━━━━━ Exercise materials
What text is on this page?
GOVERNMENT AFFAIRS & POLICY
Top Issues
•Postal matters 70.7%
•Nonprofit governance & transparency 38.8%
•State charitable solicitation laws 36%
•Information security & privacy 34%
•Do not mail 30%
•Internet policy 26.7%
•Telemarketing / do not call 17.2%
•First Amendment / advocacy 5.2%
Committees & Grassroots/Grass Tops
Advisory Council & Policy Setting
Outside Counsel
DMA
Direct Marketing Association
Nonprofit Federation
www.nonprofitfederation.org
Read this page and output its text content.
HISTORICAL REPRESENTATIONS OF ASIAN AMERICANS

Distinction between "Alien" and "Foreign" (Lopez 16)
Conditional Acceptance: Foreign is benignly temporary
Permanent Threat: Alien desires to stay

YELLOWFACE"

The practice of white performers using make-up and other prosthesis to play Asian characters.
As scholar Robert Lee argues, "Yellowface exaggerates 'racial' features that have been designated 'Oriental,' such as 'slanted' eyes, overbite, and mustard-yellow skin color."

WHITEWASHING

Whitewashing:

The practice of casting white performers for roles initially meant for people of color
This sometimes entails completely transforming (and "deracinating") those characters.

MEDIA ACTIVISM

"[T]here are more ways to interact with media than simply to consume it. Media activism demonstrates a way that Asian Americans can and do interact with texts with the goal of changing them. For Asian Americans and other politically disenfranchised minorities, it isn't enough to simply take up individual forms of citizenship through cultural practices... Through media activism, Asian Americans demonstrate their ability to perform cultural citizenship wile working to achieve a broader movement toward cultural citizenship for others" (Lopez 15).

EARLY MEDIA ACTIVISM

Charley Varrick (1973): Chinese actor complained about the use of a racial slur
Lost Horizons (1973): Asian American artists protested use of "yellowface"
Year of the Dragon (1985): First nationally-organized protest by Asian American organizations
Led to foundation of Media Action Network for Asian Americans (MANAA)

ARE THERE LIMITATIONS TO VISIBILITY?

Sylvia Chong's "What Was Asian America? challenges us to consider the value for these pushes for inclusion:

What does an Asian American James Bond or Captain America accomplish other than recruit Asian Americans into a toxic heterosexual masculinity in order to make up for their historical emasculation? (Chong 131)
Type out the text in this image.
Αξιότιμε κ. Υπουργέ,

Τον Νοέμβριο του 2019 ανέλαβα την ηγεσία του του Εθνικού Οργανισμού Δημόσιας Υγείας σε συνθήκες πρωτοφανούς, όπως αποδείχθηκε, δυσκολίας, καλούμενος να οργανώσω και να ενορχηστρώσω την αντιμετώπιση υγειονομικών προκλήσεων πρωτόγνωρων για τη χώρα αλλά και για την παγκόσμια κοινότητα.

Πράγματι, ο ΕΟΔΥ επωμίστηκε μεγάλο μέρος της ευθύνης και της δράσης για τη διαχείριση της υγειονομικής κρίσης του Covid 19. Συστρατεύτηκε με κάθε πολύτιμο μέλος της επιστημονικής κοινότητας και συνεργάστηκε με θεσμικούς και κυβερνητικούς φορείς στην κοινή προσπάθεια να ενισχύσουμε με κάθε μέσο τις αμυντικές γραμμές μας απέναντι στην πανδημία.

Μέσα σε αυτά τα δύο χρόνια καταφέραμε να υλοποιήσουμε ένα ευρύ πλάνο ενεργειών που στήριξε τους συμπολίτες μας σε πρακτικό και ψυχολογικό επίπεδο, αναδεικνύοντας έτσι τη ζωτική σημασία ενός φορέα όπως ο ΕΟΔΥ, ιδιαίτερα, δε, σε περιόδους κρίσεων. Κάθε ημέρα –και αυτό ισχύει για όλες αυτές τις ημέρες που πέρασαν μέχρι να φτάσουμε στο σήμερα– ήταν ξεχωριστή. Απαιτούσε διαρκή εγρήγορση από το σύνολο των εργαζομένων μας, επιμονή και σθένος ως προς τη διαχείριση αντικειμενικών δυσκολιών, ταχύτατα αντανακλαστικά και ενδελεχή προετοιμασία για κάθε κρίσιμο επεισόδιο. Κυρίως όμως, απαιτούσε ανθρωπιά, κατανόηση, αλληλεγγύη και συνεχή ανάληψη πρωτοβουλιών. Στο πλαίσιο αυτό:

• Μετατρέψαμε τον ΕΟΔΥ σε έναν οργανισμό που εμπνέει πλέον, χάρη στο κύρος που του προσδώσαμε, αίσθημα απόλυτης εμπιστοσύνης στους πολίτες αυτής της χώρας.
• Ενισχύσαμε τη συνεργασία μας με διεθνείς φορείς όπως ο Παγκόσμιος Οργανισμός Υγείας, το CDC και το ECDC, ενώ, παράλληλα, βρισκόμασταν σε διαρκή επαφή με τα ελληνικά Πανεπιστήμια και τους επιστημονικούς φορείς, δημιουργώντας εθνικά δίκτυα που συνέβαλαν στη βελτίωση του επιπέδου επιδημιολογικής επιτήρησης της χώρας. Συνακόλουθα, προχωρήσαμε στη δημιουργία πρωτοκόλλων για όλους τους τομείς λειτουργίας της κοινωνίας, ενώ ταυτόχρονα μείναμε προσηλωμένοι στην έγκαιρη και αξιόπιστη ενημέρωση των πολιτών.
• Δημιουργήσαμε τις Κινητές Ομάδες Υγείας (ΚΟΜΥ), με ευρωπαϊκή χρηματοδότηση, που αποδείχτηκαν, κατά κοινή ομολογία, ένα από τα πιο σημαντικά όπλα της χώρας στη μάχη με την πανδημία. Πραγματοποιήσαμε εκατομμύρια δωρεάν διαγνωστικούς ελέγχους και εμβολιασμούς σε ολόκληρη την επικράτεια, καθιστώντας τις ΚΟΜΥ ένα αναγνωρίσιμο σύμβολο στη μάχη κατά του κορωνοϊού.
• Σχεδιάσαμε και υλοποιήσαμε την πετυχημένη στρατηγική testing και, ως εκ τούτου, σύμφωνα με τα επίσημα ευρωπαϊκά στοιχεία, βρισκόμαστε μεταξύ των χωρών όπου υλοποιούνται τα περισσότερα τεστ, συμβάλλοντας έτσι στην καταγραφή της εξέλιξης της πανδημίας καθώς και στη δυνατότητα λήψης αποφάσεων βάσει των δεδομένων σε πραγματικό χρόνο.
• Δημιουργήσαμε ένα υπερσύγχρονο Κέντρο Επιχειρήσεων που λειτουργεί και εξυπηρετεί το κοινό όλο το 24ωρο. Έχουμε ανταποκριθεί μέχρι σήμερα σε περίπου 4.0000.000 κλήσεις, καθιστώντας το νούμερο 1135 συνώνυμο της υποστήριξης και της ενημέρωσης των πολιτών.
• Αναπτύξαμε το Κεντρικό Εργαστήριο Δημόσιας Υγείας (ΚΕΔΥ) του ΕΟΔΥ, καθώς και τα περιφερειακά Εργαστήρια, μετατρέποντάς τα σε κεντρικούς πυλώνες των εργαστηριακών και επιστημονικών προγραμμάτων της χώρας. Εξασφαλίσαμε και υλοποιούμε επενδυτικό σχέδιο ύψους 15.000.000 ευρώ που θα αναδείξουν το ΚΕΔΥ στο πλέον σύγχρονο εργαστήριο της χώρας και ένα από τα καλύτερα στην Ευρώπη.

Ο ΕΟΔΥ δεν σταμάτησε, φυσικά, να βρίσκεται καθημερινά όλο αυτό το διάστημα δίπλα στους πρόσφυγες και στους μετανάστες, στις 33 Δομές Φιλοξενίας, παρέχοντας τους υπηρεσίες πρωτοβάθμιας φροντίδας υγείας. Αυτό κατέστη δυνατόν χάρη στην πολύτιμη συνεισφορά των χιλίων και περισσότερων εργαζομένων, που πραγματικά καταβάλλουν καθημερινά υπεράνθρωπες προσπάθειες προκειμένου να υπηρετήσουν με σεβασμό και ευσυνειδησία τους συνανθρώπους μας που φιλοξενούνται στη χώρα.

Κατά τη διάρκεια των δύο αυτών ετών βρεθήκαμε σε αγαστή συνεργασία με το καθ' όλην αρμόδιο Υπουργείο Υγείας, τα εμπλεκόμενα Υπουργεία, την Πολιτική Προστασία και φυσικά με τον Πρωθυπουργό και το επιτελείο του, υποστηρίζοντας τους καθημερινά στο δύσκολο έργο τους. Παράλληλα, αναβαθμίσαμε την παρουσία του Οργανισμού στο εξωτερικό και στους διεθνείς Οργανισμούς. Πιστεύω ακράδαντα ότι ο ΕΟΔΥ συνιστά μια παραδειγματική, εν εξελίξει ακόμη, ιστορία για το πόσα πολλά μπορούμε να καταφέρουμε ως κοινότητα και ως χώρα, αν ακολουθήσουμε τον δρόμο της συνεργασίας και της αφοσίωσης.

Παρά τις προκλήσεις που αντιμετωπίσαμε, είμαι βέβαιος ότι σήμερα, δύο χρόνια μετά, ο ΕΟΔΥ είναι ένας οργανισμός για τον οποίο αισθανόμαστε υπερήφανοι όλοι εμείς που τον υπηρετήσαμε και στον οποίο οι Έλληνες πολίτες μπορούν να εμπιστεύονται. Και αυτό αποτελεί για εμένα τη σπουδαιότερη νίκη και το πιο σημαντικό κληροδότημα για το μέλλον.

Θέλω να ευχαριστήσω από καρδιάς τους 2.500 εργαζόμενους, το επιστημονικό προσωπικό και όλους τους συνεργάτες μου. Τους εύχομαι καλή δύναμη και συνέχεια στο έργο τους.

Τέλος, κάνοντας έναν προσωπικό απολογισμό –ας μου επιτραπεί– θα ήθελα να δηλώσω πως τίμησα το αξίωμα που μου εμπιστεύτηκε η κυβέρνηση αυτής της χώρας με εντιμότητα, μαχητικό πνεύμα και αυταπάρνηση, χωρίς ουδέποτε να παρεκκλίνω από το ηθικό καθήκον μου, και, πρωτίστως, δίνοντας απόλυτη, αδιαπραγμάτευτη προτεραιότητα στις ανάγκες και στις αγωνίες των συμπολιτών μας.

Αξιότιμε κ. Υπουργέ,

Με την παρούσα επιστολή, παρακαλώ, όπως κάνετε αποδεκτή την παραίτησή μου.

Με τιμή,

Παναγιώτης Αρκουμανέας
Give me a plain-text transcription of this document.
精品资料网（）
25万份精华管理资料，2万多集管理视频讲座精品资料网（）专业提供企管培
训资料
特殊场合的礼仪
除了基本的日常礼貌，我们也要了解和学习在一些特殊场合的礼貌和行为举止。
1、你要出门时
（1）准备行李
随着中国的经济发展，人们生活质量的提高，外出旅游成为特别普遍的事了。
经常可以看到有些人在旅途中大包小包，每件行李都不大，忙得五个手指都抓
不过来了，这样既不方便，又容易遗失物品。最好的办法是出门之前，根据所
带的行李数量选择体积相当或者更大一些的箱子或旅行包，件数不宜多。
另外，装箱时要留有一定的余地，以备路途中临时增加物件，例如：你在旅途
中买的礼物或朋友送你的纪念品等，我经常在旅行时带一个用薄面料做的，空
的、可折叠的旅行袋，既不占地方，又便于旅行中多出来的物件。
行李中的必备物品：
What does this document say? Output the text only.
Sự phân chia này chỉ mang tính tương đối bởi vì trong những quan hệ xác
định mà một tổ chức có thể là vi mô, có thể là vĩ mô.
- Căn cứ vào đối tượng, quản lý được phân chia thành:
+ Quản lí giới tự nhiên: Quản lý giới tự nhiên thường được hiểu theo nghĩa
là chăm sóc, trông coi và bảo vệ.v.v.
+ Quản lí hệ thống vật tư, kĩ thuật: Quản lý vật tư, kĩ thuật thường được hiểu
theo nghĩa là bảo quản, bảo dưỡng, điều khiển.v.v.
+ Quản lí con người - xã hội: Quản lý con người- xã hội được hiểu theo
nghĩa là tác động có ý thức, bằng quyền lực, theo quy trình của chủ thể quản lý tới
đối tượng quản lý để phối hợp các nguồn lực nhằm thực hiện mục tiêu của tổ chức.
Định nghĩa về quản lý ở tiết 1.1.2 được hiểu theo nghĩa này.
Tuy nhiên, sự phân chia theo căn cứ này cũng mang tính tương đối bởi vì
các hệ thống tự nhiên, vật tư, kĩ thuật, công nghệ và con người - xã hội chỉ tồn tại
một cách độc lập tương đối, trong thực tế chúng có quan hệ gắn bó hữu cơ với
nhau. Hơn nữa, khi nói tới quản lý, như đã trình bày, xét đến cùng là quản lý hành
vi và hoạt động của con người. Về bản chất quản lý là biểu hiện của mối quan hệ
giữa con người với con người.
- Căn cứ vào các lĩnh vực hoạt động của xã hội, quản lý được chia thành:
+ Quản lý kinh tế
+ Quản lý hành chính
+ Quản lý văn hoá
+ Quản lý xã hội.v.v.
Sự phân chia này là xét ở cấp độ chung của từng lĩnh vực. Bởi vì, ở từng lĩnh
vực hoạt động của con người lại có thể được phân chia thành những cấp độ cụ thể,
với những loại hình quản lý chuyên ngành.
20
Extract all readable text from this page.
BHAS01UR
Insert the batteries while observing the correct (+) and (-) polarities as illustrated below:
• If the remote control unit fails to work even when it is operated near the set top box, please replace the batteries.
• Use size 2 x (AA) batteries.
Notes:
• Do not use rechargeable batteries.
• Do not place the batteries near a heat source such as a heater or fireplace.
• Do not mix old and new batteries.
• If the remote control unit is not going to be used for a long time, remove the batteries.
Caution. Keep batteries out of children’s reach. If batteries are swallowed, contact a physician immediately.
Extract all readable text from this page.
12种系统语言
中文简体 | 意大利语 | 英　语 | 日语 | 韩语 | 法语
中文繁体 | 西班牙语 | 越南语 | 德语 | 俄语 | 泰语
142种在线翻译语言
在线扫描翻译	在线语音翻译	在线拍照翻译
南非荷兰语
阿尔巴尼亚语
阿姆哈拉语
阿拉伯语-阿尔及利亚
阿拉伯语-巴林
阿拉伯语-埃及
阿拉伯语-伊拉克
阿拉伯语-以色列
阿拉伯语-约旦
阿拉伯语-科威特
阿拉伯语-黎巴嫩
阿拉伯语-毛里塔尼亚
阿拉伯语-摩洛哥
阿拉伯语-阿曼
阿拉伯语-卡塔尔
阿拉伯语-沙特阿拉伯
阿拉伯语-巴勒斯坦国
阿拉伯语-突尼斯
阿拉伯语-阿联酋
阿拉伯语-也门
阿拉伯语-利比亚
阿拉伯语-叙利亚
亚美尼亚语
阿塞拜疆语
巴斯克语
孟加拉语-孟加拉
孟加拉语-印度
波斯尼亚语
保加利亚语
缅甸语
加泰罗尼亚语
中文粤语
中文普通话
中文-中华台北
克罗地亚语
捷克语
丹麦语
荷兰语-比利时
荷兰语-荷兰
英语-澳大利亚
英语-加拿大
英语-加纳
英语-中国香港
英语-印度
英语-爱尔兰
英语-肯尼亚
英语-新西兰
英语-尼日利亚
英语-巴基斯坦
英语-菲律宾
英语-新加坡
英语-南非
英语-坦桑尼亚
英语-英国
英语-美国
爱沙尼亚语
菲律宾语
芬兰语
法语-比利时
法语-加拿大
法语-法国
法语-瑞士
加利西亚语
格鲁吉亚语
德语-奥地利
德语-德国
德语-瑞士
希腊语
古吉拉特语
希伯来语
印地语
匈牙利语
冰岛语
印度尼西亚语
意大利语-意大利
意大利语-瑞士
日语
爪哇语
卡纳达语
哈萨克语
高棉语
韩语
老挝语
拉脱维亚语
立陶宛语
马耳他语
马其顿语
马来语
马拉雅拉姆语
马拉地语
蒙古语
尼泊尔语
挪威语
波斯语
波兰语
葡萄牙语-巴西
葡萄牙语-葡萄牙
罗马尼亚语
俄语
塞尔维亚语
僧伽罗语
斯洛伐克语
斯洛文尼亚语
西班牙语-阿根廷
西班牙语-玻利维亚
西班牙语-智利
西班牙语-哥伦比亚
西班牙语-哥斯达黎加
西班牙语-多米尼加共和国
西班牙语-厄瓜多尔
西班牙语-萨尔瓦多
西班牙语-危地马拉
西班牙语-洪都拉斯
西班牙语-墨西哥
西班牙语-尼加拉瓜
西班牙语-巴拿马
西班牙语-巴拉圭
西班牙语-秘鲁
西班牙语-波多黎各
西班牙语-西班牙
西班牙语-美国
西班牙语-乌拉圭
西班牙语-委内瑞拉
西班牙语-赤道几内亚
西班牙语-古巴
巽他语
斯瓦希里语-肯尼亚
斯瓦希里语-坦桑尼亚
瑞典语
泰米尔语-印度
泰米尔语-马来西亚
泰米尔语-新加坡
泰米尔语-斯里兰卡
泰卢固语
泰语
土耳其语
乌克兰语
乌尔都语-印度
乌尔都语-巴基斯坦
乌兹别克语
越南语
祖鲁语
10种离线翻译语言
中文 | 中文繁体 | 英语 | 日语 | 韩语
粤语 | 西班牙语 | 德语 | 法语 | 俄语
━━━━━━━━━━
• Description of the task: Pick out and copy the lines of the material that include the word "document".

• Expected answer:
Give me a plain-text transcription of this document.
What does this document say? Output the text only.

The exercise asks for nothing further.